• Selected text
BEGIN

MOV.L (GBR, Disp33s), Rn //+/- 4GB
MOV.Q (GBR, Disp33s), Rn //+/- 4GB
Mostly because GBR displacements are unscaled.
Plan for XG3 is that all Disp33s encodings would be unscaled.
BJX2 can also do (PC, Disp33s) in a single logical instruction...
But, RISC-V can't...
Likewise, no one seems to be bothering with 64-bit ELF FDPIC for RV64
(there does seem to be some interest for ELF FDPIC but limited to 32-bit >>> RISC-V ...). Ironically, ideas for doing FDPIC in RV aren't too far off
from PBO (namely, using GP for a global section and then chaining the
sections for each binary).
How are you going to do dense PIC switch() {...} in RISC-V ??
Already implemented...
With pseudo-instructions:
SUB Rs, $(MIN), R10
MOV $(MAX-MIN), R11
BGTU R11, R10, Lbl_Dfl
MOV .L0, R6 //AUIPC+ADD
SHAD R10, 2, R10 //SLLI
ADD R6, R10, R6
JMP R6 //JALR X0, X6, 0
.L0:
BRA Lbl_Case0 //JAL X0, Lbl_Case0
BRA Lbl_Case1
...
Currently, BGBCC does not use this strategy.
Though, for 64-bit constants it could be more compact and faster.
But, better still would be having Jumbo prefixes or similar, or even a
SHORI instruction.
Better Still Still is having 32-bit and 64-bit constants available
from the instruction stream and positioned in either operand position.
Granted...
Say, 64-bit constant-load in SH-5 or similar:
xxxxyyyyzzzzwwww
MOV ImmX, Rn
SHORI ImmY, Rn
SHORI ImmZ, Rn
SHORI ImmW, Rn
Where, one loads the constant in 16-bit chunks.
Yech
But, 4 is still less than 6.

END

• Data lines
BEGIN

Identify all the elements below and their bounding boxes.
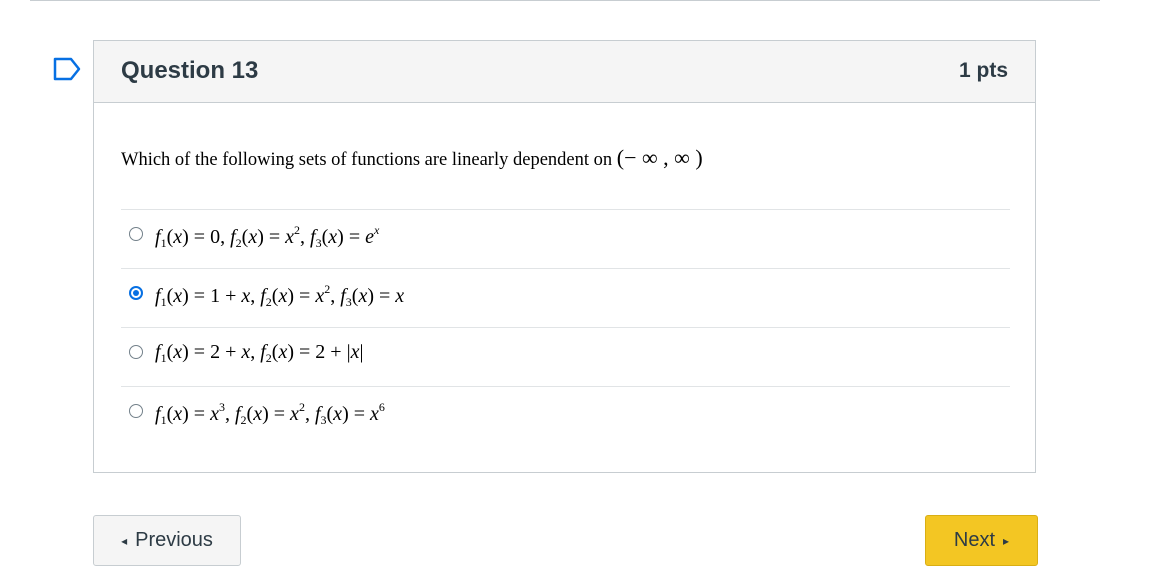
answer-expression: f1(x) = 2 + x, f2(x) = 2 + |x| (155, 341, 364, 365)
answer-option-2[interactable]: f1(x) = 1 + x, f2(x) = x2, f3(x) = x (121, 268, 1010, 327)
question-title: Question 13 (121, 57, 259, 84)
radio-button[interactable] (129, 227, 143, 241)
answer-option-4[interactable]: f1(x) = x3, f2(x) = x2, f3(x) = x6 (121, 386, 1010, 444)
next-button-label: Next (953, 529, 996, 551)
answer-option-1[interactable]: f1(x) = 0, f2(x) = x2, f3(x) = ex (121, 209, 1010, 268)
answer-expression: f1(x) = x3, f2(x) = x2, f3(x) = x6 (155, 400, 385, 427)
next-button[interactable]: Next ▸ (925, 515, 1038, 566)
radio-button[interactable] (129, 404, 143, 418)
answer-option-3[interactable]: f1(x) = 2 + x, f2(x) = 2 + |x| (121, 327, 1010, 386)
answer-list: f1(x) = 0, f2(x) = x2, f3(x) = ex f1(x) … (121, 209, 1010, 444)
question-card: Question 13 1 pts Which of the following… (93, 40, 1036, 473)
caret-right-icon: ▸ (1003, 533, 1010, 548)
question-interval: (− ∞ , ∞ ) (616, 145, 703, 170)
caret-left-icon: ◂ (121, 533, 128, 548)
answer-expression: f1(x) = 1 + x, f2(x) = x2, f3(x) = x (155, 282, 405, 309)
radio-button-selected[interactable] (129, 286, 143, 300)
radio-button[interactable] (129, 345, 143, 359)
question-prompt: Which of the following sets of functions… (121, 150, 613, 170)
top-divider (30, 0, 1100, 1)
question-points: 1 pts (958, 59, 1008, 82)
previous-button[interactable]: ◂ Previous (93, 515, 241, 566)
flag-question-icon[interactable] (53, 57, 81, 81)
previous-button-label: Previous (135, 529, 213, 551)
question-header: Question 13 1 pts (94, 41, 1035, 103)
question-text: Which of the following sets of functions… (121, 145, 703, 171)
answer-expression: f1(x) = 0, f2(x) = x2, f3(x) = ex (155, 223, 380, 250)
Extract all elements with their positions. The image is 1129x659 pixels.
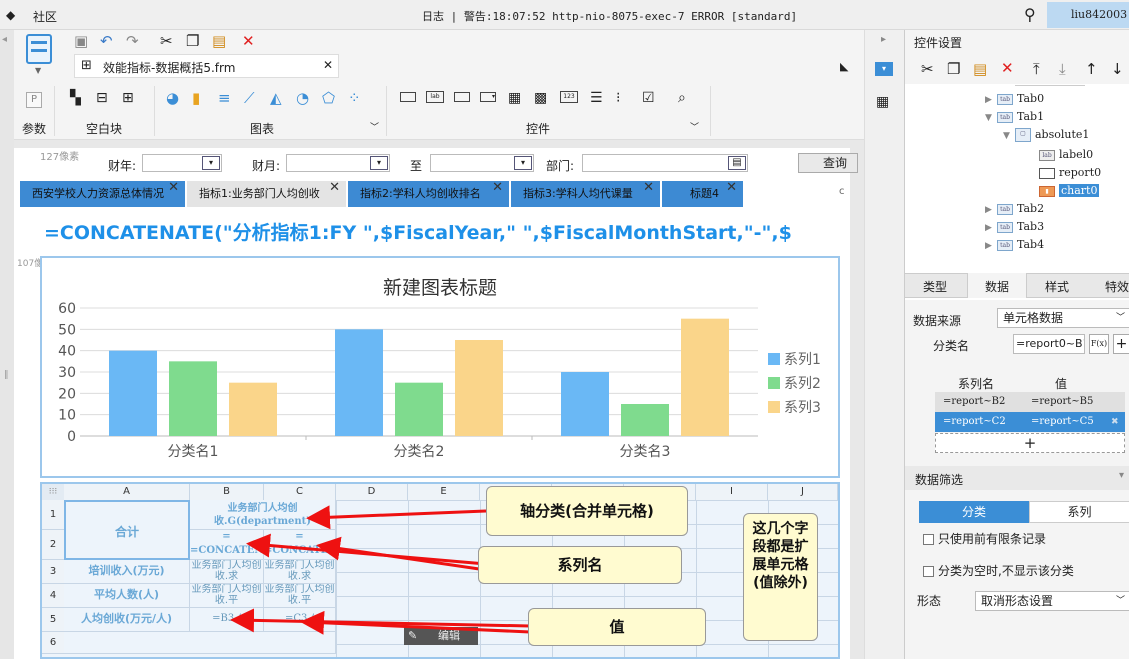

END

• Exercise requirements
1 > Copy the part of the instruction-set discussion from "BJX2 can also" up to and including "in RISC-V ??".
2 > Answer these questions from the instruction-set discussion:
(a) What is the plan for XG3 regarding Disp33s encodings?
(b) Does BGBCC currently use the switch() strategy shown with pseudo-instructions?
(c) In what size chunks does the SH-5-style sequence load a 64-bit constant?

• Complete answers
1 >
BJX2 can also do (PC, Disp33s) in a single logical instruction...
But, RISC-V can't...
Likewise, no one seems to be bothering with 64-bit ELF FDPIC for RV64
(there does seem to be some interest for ELF FDPIC but limited to 32-bit >>> RISC-V ...). Ironically, ideas for doing FDPIC in RV aren't too far off
from PBO (namely, using GP for a global section and then chaining the
sections for each binary).
How are you going to do dense PIC switch() {...} in RISC-V ??

2 >
(a) All Disp33s encodings would be unscaled.
(b) No.
(c) 16-bit chunks.